--- begin Page excerpt ---

To: Neocon who wrote (99900)6/3/2003 1:28:13 AM
From: KLP  Read Replies (2) | Respond to of 281500
 
Wolfowitz Highlights Saddam Hussein's Terrorist Links~ 02 June 2003
(Deputy Secretary of Defense May 31 interview, Singapore) (3630)
usinfo.state.gov

Part 1 of 3

The United States went to war with the regime of former Iraqi dictator
Saddam Hussein because of the regime's weapons of mass destruction,
its ties with terrorists, and the way it mistreated the Iraqi people,
according to Deputy Secretary of Defense Paul Wolfowitz.

In a May 31 interview with Cable News Network in Singapore, Wolfowitz
said America's perception of the Iraq regime changed after the
September 11 terrorists' attacks on the United States, and focused on
the possibility that Iraq's weapons of mass destruction could end up
in the hands of terrorists.

"Before September 11 terrorism was viewed as something ugly, but you
lived with it," Wolfowitz said.

Saddam Hussein, too, "was viewed as something ugly," Wolfowitz said,
but also as "something that was for the Iraqi people to take care of."

After September 11, 2001, "terrorism looked different," to the United
States and the American people, Wolfowitz said.

"Saddam Hussein, who played with terrorists, and had weapons of mass
destruction, looked much more threatening to United States than just
to his own people," he continued.

Turning to the terrorist threat in the Southeast Asia region,
Wolfowitz said the terrorists' bombing in Bali in 2002 that killed
nearly 200 people "brought home just how bad it is" in the region.

"The fact is it doesn't take more than a few hundred people of that
kind, in a country of 200 million to create a serious problem,"
Wolfowitz said.

"But I'm very impressed by the professionalism with which the
Indonesian police has gone after the Bali bombers," he continued.

"We are not going to eliminate terrorists overnight or with one magic
bullet but I do believe that (in) the last year (there) has been much
more a series of defeats for them with minor tactical successes here
and there," Wolfowitz said.

Following is the transcript of the May 31 Wolfowitz interview with
Cable News Network in Singapore:

(begin transcript)

NEWS TRANSCRIPT
from the United States Department of Defense

DoD News Briefing
Deputy Secretary of Defense Wolfowitz
Saturday, May 31, 2003

Q: There is a report in Vanity Fair today that just quoted you as
saying that the weapons of mass destruction in Iraq was just a
bureaucratic reason. Can you respond to that?

--- end Page excerpt ---

What you need to do.
1. What reasons for the United States going to war with Saddam Hussein's regime does the Wolfowitz interview article give? List every one.
2. In the Wolfowitz interview article, how many people were killed in the 2002 terrorist bombing in Bali?
3. Continue the Wolfowitz interview article from its last line.

--- begin Provided data ---

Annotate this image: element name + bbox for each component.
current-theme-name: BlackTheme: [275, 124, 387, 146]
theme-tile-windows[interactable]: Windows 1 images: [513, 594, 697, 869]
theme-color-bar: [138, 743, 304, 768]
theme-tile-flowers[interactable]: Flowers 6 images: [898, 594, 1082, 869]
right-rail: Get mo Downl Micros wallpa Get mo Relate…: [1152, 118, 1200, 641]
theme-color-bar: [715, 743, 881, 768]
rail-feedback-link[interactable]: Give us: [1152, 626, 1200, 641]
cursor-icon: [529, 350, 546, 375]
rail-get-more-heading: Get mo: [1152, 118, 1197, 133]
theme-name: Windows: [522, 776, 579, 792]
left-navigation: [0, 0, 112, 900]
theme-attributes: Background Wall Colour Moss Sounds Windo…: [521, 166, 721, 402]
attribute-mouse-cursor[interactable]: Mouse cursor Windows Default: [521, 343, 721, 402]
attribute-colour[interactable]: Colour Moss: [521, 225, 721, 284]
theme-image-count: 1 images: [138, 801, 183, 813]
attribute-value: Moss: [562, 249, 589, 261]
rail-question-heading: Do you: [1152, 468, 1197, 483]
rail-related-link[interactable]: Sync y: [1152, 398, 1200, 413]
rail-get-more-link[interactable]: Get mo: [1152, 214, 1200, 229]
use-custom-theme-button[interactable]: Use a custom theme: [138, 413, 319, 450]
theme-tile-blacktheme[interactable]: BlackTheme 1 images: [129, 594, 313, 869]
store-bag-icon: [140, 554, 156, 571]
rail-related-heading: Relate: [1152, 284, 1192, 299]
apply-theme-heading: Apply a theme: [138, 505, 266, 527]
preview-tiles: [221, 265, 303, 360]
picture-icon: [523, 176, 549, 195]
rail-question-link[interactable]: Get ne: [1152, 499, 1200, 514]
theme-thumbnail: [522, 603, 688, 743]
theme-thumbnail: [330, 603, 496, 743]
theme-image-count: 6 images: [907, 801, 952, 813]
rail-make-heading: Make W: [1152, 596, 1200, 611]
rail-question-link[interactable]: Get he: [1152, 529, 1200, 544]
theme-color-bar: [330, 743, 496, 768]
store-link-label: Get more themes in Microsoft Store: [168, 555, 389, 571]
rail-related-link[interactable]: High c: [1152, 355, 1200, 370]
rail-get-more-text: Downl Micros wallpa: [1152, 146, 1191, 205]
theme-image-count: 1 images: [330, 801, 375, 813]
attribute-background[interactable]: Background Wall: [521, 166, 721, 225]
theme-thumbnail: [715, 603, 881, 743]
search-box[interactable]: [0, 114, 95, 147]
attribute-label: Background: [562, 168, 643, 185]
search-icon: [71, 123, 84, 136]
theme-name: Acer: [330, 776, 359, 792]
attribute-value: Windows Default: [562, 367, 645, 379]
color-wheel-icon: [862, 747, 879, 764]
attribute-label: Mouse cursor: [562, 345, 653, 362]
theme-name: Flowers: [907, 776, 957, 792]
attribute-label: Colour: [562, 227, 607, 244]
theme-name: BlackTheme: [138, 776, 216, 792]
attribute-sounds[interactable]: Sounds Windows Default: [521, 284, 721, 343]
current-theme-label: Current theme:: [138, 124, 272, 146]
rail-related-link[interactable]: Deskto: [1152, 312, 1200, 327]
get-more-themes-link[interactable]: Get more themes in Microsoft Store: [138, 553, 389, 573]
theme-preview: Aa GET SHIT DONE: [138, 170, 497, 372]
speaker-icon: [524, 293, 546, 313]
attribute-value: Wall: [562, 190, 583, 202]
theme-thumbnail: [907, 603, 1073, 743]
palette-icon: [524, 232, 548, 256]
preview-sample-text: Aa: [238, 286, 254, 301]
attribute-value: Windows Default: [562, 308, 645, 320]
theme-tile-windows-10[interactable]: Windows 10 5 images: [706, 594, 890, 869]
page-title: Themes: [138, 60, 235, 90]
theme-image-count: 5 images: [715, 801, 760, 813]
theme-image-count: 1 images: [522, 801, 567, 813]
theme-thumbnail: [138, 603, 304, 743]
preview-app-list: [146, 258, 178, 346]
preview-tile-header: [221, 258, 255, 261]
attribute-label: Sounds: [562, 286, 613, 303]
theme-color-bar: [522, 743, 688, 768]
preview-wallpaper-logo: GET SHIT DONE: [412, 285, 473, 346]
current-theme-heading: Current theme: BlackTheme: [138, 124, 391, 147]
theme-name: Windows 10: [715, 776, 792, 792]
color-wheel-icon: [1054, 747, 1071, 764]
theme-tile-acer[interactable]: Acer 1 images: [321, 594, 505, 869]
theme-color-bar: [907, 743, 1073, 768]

--- end Provided data ---

Final results.
1.
- The regime's weapons of mass destruction
- Its ties with terrorists
- The way it mistreated the Iraqi people

2. Nearly 200 people.

3.
Wolfowitz: No, it's a misquote. In fact, the full quote you can see on
our website where the whole interview is there. What I was trying to
explain there is a complicated situation. We had, in fact, three
concerns about Iraq, from the beginning, and it's repeated in Colin
Powell's statement in the UN. One was weapons of mass destruction,
about which I've never seen as unanimous a view in the intelligence
community on almost any issue. Second was the Iraqi connection with
terrorism, about which there is a range of views, although everyone
agrees that there is a connection there. And the third was Iraq's
mistreatment of its people, which has unfortunately never been in any
doubt. But in many ways, it's the first two reasons that were crucial,
and as I said in that interview, there is really a fourth reason,
which is that connection between weapons of mass destruction and
terrorism. That's the axis the President originally was talking about
in his State of Union message, is that connection between terrorism
and weapons of mass destruction. It's complicated, it's not a simple
issue, but when people say our rationale keeps changing, it's not that
keeps changing. We've had all three of those reasons from the
beginning but people who often choose to focus exclusively on the
weapons of mass destruction piece of it.

Q: Even this article seems to highlight the distrust that's around
that. The perception seems to be that weapons of mass destruction was
an excuse to move in. How did you respond

Wolfowitz: I can tell you quite emphatically it was not an excuse.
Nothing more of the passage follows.